- _Task to complete_
Your task is to print all of the data word for word.

Items from a dataset:
****
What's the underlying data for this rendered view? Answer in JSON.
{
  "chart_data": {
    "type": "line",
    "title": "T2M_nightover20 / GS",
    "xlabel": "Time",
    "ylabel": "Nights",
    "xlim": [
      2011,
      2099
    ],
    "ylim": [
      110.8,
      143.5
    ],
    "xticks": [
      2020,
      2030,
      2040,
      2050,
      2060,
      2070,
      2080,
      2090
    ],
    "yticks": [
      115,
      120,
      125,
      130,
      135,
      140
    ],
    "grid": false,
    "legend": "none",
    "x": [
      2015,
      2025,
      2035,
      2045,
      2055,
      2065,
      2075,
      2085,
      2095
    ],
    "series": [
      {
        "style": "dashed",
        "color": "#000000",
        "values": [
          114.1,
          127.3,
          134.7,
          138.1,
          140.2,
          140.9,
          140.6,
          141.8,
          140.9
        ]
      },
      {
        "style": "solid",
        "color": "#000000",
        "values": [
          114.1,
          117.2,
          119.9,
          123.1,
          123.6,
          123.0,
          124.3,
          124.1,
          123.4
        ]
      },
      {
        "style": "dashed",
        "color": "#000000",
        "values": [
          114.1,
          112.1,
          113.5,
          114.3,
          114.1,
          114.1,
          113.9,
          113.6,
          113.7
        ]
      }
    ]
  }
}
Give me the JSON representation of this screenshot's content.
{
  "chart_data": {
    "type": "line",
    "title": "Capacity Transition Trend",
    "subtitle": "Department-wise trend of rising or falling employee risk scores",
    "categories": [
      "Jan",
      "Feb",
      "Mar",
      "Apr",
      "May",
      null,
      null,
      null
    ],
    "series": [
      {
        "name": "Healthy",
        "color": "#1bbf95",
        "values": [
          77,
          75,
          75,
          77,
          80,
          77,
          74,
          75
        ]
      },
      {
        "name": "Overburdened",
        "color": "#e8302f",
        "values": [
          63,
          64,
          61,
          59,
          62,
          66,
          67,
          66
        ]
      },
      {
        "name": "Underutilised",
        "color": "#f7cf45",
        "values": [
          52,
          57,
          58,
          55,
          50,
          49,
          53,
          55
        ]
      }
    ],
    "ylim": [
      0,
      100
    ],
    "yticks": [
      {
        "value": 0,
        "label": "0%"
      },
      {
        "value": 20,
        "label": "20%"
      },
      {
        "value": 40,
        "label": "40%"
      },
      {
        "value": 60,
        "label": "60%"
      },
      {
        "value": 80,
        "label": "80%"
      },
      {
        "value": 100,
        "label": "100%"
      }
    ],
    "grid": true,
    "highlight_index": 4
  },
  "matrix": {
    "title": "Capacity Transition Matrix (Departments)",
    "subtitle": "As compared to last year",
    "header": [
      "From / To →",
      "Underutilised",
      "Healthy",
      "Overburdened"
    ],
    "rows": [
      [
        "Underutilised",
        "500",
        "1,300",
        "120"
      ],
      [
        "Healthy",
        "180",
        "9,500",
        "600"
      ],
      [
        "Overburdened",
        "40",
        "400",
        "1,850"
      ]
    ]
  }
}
****
- _Task output_
What's the underlying data for this rendered view? Answer in JSON.
{
  "chart_data": {
    "type": "line",
    "title": "T2M_nightover20 / GS",
    "xlabel": "Time",
    "ylabel": "Nights",
    "xlim": [
      2011,
      2099
    ],
    "ylim": [
      110.8,
      143.5
    ],
    "xticks": [
      2020,
      2030,
      2040,
      2050,
      2060,
      2070,
      2080,
      2090
    ],
    "yticks": [
      115,
      120,
      125,
      130,
      135,
      140
    ],
    "grid": false,
    "legend": "none",
    "x": [
      2015,
      2025,
      2035,
      2045,
      2055,
      2065,
      2075,
      2085,
      2095
    ],
    "series": [
      {
        "style": "dashed",
        "color": "#000000",
        "values": [
          114.1,
          127.3,
          134.7,
          138.1,
          140.2,
          140.9,
          140.6,
          141.8,
          140.9
        ]
      },
      {
        "style": "solid",
        "color": "#000000",
        "values": [
          114.1,
          117.2,
          119.9,
          123.1,
          123.6,
          123.0,
          124.3,
          124.1,
          123.4
        ]
      },
      {
        "style": "dashed",
        "color": "#000000",
        "values": [
          114.1,
          112.1,
          113.5,
          114.3,
          114.1,
          114.1,
          113.9,
          113.6,
          113.7
        ]
      }
    ]
  }
}
Give me the JSON representation of this screenshot's content.
{
  "chart_data": {
    "type": "line",
    "title": "Capacity Transition Trend",
    "subtitle": "Department-wise trend of rising or falling employee risk scores",
    "categories": [
      "Jan",
      "Feb",
      "Mar",
      "Apr",
      "May",
      null,
      null,
      null
    ],
    "series": [
      {
        "name": "Healthy",
        "color": "#1bbf95",
        "values": [
          77,
          75,
          75,
          77,
          80,
          77,
          74,
          75
        ]
      },
      {
        "name": "Overburdened",
        "color": "#e8302f",
        "values": [
          63,
          64,
          61,
          59,
          62,
          66,
          67,
          66
        ]
      },
      {
        "name": "Underutilised",
        "color": "#f7cf45",
        "values": [
          52,
          57,
          58,
          55,
          50,
          49,
          53,
          55
        ]
      }
    ],
    "ylim": [
      0,
      100
    ],
    "yticks": [
      {
        "value": 0,
        "label": "0%"
      },
      {
        "value": 20,
        "label": "20%"
      },
      {
        "value": 40,
        "label": "40%"
      },
      {
        "value": 60,
        "label": "60%"
      },
      {
        "value": 80,
        "label": "80%"
      },
      {
        "value": 100,
        "label": "100%"
      }
    ],
    "grid": true,
    "highlight_index": 4
  },
  "matrix": {
    "title": "Capacity Transition Matrix (Departments)",
    "subtitle": "As compared to last year",
    "header": [
      "From / To →",
      "Underutilised",
      "Healthy",
      "Overburdened"
    ],
    "rows": [
      [
        "Underutilised",
        "500",
        "1,300",
        "120"
      ],
      [
        "Healthy",
        "180",
        "9,500",
        "600"
      ],
      [
        "Overburdened",
        "40",
        "400",
        "1,850"
      ]
    ]
  }
}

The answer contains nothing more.